Task details » Reproduce every record below exactly as written, leaving out any pictures.

Input »
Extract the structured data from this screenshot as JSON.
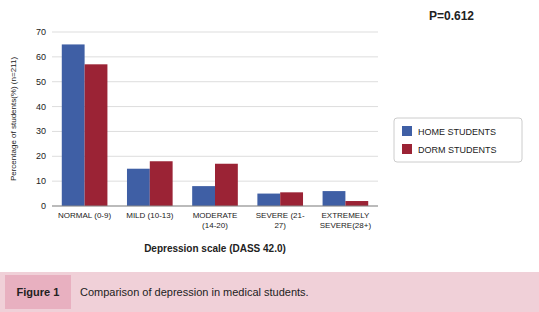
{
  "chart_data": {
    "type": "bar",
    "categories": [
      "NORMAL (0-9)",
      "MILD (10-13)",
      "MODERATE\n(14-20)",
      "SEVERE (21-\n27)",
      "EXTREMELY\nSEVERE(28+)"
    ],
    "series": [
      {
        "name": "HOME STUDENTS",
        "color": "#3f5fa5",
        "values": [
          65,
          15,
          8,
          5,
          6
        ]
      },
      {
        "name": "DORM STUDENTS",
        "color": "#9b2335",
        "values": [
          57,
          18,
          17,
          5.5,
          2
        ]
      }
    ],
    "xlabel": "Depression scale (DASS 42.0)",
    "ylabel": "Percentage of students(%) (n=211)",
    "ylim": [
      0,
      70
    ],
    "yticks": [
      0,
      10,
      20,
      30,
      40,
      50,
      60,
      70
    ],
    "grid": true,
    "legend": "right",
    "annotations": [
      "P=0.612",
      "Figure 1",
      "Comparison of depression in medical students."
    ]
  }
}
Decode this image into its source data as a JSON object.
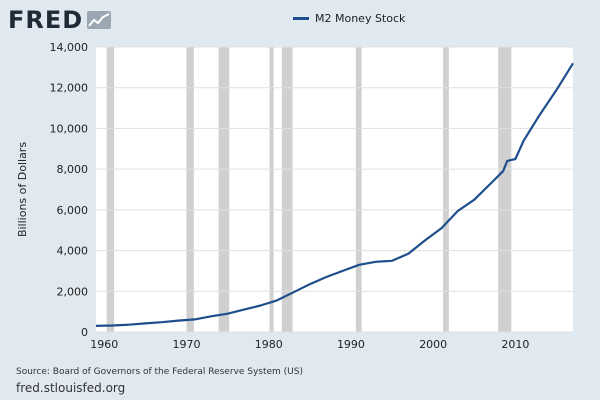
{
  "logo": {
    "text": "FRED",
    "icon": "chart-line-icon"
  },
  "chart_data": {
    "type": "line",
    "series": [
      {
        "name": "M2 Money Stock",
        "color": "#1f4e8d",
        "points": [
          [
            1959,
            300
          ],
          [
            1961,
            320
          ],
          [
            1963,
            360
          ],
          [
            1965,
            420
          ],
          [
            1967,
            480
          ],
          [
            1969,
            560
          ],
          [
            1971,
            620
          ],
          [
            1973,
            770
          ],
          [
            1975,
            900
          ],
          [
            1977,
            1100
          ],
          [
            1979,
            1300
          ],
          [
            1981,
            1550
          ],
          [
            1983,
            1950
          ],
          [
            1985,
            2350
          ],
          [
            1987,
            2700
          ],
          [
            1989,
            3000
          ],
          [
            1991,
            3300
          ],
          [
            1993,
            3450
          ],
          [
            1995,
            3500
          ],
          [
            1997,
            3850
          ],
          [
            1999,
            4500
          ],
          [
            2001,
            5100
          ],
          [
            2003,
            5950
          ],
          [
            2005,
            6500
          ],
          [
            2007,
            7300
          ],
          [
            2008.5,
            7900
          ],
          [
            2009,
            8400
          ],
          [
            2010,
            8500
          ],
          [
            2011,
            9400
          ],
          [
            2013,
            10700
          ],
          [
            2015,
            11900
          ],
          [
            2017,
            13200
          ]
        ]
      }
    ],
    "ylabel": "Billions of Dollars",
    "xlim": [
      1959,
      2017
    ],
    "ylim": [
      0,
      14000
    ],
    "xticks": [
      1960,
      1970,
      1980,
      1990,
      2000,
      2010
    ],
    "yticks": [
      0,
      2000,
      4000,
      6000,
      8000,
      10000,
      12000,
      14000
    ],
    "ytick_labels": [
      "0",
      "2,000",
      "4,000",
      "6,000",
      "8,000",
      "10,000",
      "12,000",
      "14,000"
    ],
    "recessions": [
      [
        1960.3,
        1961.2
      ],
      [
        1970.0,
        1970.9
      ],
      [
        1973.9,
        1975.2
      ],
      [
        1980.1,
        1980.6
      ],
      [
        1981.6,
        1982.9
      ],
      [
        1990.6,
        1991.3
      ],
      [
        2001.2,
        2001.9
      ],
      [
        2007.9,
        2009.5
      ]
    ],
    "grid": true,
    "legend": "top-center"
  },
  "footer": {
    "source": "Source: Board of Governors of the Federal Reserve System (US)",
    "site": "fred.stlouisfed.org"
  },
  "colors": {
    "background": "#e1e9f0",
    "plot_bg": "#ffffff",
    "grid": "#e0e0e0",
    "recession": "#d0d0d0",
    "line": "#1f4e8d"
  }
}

Result for this task »
Extract the structured data from this screenshot as JSON.
{
  "chart_data": {
    "type": "bar",
    "categories": [
      "NORMAL (0-9)",
      "MILD (10-13)",
      "MODERATE\n(14-20)",
      "SEVERE (21-\n27)",
      "EXTREMELY\nSEVERE(28+)"
    ],
    "series": [
      {
        "name": "HOME STUDENTS",
        "color": "#3f5fa5",
        "values": [
          65,
          15,
          8,
          5,
          6
        ]
      },
      {
        "name": "DORM STUDENTS",
        "color": "#9b2335",
        "values": [
          57,
          18,
          17,
          5.5,
          2
        ]
      }
    ],
    "xlabel": "Depression scale (DASS 42.0)",
    "ylabel": "Percentage of students(%) (n=211)",
    "ylim": [
      0,
      70
    ],
    "yticks": [
      0,
      10,
      20,
      30,
      40,
      50,
      60,
      70
    ],
    "grid": true,
    "legend": "right",
    "annotations": [
      "P=0.612",
      "Figure 1",
      "Comparison of depression in medical students."
    ]
  }
}
Decode this image into its source data as a JSON object.
{
  "logo": {
    "text": "FRED",
    "icon": "chart-line-icon"
  },
  "chart_data": {
    "type": "line",
    "series": [
      {
        "name": "M2 Money Stock",
        "color": "#1f4e8d",
        "points": [
          [
            1959,
            300
          ],
          [
            1961,
            320
          ],
          [
            1963,
            360
          ],
          [
            1965,
            420
          ],
          [
            1967,
            480
          ],
          [
            1969,
            560
          ],
          [
            1971,
            620
          ],
          [
            1973,
            770
          ],
          [
            1975,
            900
          ],
          [
            1977,
            1100
          ],
          [
            1979,
            1300
          ],
          [
            1981,
            1550
          ],
          [
            1983,
            1950
          ],
          [
            1985,
            2350
          ],
          [
            1987,
            2700
          ],
          [
            1989,
            3000
          ],
          [
            1991,
            3300
          ],
          [
            1993,
            3450
          ],
          [
            1995,
            3500
          ],
          [
            1997,
            3850
          ],
          [
            1999,
            4500
          ],
          [
            2001,
            5100
          ],
          [
            2003,
            5950
          ],
          [
            2005,
            6500
          ],
          [
            2007,
            7300
          ],
          [
            2008.5,
            7900
          ],
          [
            2009,
            8400
          ],
          [
            2010,
            8500
          ],
          [
            2011,
            9400
          ],
          [
            2013,
            10700
          ],
          [
            2015,
            11900
          ],
          [
            2017,
            13200
          ]
        ]
      }
    ],
    "ylabel": "Billions of Dollars",
    "xlim": [
      1959,
      2017
    ],
    "ylim": [
      0,
      14000
    ],
    "xticks": [
      1960,
      1970,
      1980,
      1990,
      2000,
      2010
    ],
    "yticks": [
      0,
      2000,
      4000,
      6000,
      8000,
      10000,
      12000,
      14000
    ],
    "ytick_labels": [
      "0",
      "2,000",
      "4,000",
      "6,000",
      "8,000",
      "10,000",
      "12,000",
      "14,000"
    ],
    "recessions": [
      [
        1960.3,
        1961.2
      ],
      [
        1970.0,
        1970.9
      ],
      [
        1973.9,
        1975.2
      ],
      [
        1980.1,
        1980.6
      ],
      [
        1981.6,
        1982.9
      ],
      [
        1990.6,
        1991.3
      ],
      [
        2001.2,
        2001.9
      ],
      [
        2007.9,
        2009.5
      ]
    ],
    "grid": true,
    "legend": "top-center"
  },
  "footer": {
    "source": "Source: Board of Governors of the Federal Reserve System (US)",
    "site": "fred.stlouisfed.org"
  },
  "colors": {
    "background": "#e1e9f0",
    "plot_bg": "#ffffff",
    "grid": "#e0e0e0",
    "recession": "#d0d0d0",
    "line": "#1f4e8d"
  }
}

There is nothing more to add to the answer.